→ **What is expected**
Spot every line with the word "screenshot" and return it.

===

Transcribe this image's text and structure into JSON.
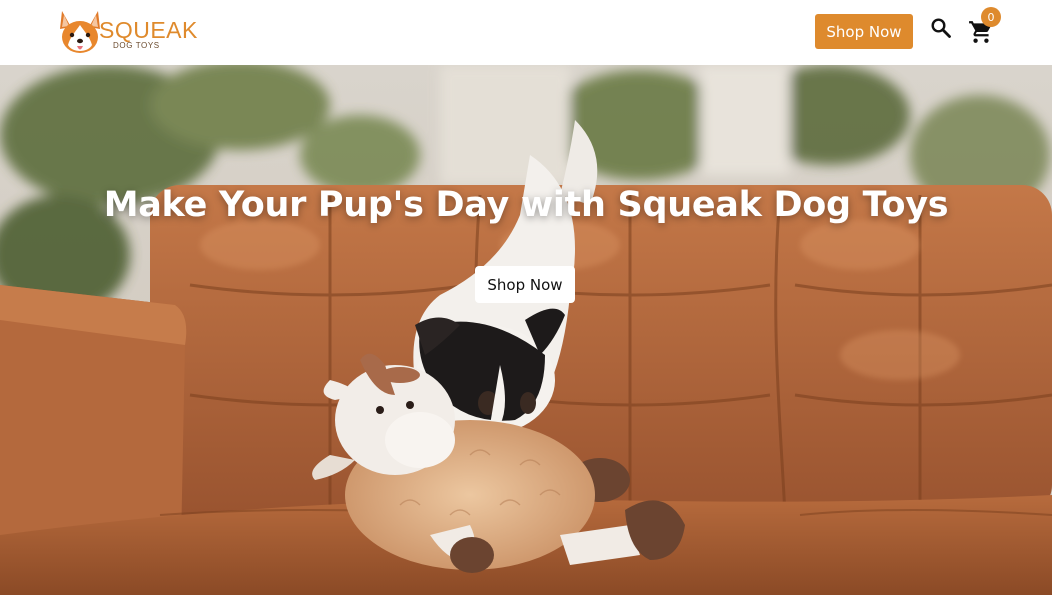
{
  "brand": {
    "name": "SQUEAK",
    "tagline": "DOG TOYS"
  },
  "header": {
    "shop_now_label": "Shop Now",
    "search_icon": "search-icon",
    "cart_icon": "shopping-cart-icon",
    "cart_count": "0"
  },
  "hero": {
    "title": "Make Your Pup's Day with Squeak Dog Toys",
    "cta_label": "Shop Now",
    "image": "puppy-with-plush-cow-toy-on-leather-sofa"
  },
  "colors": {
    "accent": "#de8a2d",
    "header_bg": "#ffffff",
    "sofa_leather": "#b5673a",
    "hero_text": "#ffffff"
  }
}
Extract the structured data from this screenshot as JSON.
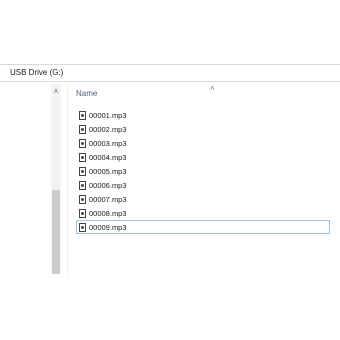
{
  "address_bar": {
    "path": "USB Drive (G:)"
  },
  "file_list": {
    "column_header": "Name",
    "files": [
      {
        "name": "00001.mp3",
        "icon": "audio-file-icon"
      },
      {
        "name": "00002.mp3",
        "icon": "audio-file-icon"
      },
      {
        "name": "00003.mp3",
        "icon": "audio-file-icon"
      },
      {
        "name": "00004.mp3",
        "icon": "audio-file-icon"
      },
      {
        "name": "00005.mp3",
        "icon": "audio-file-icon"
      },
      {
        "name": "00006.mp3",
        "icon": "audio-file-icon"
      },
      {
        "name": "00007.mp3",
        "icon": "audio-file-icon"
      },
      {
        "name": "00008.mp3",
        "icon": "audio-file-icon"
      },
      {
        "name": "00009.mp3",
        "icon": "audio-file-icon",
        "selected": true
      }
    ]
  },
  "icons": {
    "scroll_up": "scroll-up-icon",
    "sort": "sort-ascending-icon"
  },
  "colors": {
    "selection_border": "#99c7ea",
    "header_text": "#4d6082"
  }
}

===

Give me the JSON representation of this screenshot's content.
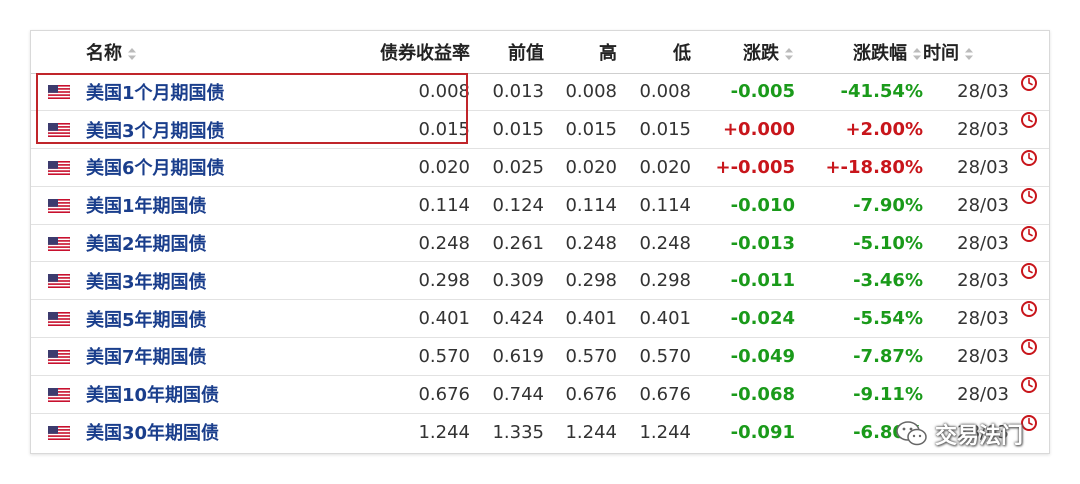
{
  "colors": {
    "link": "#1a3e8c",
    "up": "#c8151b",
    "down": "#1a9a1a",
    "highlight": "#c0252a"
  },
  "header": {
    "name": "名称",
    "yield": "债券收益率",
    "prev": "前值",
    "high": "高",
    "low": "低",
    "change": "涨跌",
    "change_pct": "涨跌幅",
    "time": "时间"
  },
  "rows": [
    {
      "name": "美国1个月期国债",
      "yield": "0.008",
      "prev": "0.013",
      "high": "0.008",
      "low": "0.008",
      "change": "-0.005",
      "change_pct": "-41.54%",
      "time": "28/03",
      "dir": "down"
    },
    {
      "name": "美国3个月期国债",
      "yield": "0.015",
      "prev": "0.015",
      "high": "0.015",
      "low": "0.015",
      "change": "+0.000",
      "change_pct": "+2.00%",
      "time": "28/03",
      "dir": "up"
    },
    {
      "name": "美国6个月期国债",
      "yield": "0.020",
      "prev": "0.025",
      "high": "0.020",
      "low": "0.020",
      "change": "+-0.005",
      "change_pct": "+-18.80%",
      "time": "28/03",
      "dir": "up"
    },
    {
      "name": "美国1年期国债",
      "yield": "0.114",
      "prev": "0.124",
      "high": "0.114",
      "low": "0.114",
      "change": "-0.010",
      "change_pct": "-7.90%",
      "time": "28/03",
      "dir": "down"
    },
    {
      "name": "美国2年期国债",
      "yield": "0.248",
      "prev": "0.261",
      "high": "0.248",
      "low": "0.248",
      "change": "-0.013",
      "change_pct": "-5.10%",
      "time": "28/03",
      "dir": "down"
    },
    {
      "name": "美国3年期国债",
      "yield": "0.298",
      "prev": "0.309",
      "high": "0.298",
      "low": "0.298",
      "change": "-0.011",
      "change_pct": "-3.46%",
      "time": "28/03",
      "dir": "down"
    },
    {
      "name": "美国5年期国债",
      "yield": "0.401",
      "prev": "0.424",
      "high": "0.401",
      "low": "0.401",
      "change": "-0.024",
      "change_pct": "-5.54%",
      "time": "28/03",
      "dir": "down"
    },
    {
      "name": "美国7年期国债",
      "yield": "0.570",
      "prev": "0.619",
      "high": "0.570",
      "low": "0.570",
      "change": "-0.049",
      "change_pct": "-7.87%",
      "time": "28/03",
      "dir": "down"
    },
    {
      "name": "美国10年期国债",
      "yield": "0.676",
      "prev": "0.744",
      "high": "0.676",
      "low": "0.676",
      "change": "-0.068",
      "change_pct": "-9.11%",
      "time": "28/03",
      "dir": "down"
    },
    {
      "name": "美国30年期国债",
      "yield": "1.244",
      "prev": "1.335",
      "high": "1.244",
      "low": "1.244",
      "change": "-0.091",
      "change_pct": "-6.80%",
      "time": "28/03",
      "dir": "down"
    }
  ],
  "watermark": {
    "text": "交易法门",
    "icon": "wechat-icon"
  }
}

===

→ **The completed task**
Extract the structured data from this screenshot as JSON.
Give me the JSON representation of this screenshot's content.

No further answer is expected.